Task prompt: Print each of the entries exactly, leaving nothing out.

Data rows:
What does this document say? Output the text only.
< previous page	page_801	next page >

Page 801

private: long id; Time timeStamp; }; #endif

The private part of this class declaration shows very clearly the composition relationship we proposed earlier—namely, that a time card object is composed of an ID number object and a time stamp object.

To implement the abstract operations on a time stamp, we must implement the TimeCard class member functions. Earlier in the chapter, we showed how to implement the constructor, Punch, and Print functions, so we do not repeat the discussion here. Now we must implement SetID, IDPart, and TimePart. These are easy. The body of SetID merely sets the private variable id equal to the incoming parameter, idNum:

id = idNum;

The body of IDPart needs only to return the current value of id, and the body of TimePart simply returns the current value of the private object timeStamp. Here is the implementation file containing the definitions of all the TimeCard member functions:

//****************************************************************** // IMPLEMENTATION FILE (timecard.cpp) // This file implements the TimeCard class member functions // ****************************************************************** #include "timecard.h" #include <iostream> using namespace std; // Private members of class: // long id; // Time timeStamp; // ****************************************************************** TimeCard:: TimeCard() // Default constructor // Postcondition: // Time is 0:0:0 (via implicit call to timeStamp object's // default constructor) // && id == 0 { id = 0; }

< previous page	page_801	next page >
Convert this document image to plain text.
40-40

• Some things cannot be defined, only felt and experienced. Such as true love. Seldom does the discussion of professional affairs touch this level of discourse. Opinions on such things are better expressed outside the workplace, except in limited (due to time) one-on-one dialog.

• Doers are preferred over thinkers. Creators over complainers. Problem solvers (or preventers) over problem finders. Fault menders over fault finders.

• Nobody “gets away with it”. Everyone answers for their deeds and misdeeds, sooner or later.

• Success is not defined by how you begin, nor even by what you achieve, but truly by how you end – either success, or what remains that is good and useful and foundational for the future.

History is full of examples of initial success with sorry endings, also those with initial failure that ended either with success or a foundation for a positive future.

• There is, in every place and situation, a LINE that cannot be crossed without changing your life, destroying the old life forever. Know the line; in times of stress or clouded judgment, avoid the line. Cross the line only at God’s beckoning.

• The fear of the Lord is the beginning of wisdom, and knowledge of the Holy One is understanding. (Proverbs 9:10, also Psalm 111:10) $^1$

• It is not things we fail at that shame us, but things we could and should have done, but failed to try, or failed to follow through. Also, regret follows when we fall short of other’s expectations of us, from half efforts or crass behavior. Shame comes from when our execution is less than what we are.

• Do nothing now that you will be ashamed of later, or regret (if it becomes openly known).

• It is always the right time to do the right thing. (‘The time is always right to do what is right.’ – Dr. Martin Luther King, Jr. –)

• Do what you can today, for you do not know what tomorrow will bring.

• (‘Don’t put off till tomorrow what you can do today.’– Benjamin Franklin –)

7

Full solution:
What does this document say? Output the text only.
< previous page	page_801	next page >

Page 801

private: long id; Time timeStamp; }; #endif

The private part of this class declaration shows very clearly the composition relationship we proposed earlier—namely, that a time card object is composed of an ID number object and a time stamp object.

To implement the abstract operations on a time stamp, we must implement the TimeCard class member functions. Earlier in the chapter, we showed how to implement the constructor, Punch, and Print functions, so we do not repeat the discussion here. Now we must implement SetID, IDPart, and TimePart. These are easy. The body of SetID merely sets the private variable id equal to the incoming parameter, idNum:

id = idNum;

The body of IDPart needs only to return the current value of id, and the body of TimePart simply returns the current value of the private object timeStamp. Here is the implementation file containing the definitions of all the TimeCard member functions:

//****************************************************************** // IMPLEMENTATION FILE (timecard.cpp) // This file implements the TimeCard class member functions // ****************************************************************** #include "timecard.h" #include <iostream> using namespace std; // Private members of class: // long id; // Time timeStamp; // ****************************************************************** TimeCard:: TimeCard() // Default constructor // Postcondition: // Time is 0:0:0 (via implicit call to timeStamp object's // default constructor) // && id == 0 { id = 0; }

< previous page	page_801	next page >
Convert this document image to plain text.
40-40

• Some things cannot be defined, only felt and experienced. Such as true love. Seldom does the discussion of professional affairs touch this level of discourse. Opinions on such things are better expressed outside the workplace, except in limited (due to time) one-on-one dialog.

• Doers are preferred over thinkers. Creators over complainers. Problem solvers (or preventers) over problem finders. Fault menders over fault finders.

• Nobody “gets away with it”. Everyone answers for their deeds and misdeeds, sooner or later.

• Success is not defined by how you begin, nor even by what you achieve, but truly by how you end – either success, or what remains that is good and useful and foundational for the future.

History is full of examples of initial success with sorry endings, also those with initial failure that ended either with success or a foundation for a positive future.

• There is, in every place and situation, a LINE that cannot be crossed without changing your life, destroying the old life forever. Know the line; in times of stress or clouded judgment, avoid the line. Cross the line only at God’s beckoning.

• The fear of the Lord is the beginning of wisdom, and knowledge of the Holy One is understanding. (Proverbs 9:10, also Psalm 111:10) $^1$

• It is not things we fail at that shame us, but things we could and should have done, but failed to try, or failed to follow through. Also, regret follows when we fall short of other’s expectations of us, from half efforts or crass behavior. Shame comes from when our execution is less than what we are.

• Do nothing now that you will be ashamed of later, or regret (if it becomes openly known).

• It is always the right time to do the right thing. (‘The time is always right to do what is right.’ – Dr. Martin Luther King, Jr. –)

• Do what you can today, for you do not know what tomorrow will bring.

• (‘Don’t put off till tomorrow what you can do today.’– Benjamin Franklin –)

7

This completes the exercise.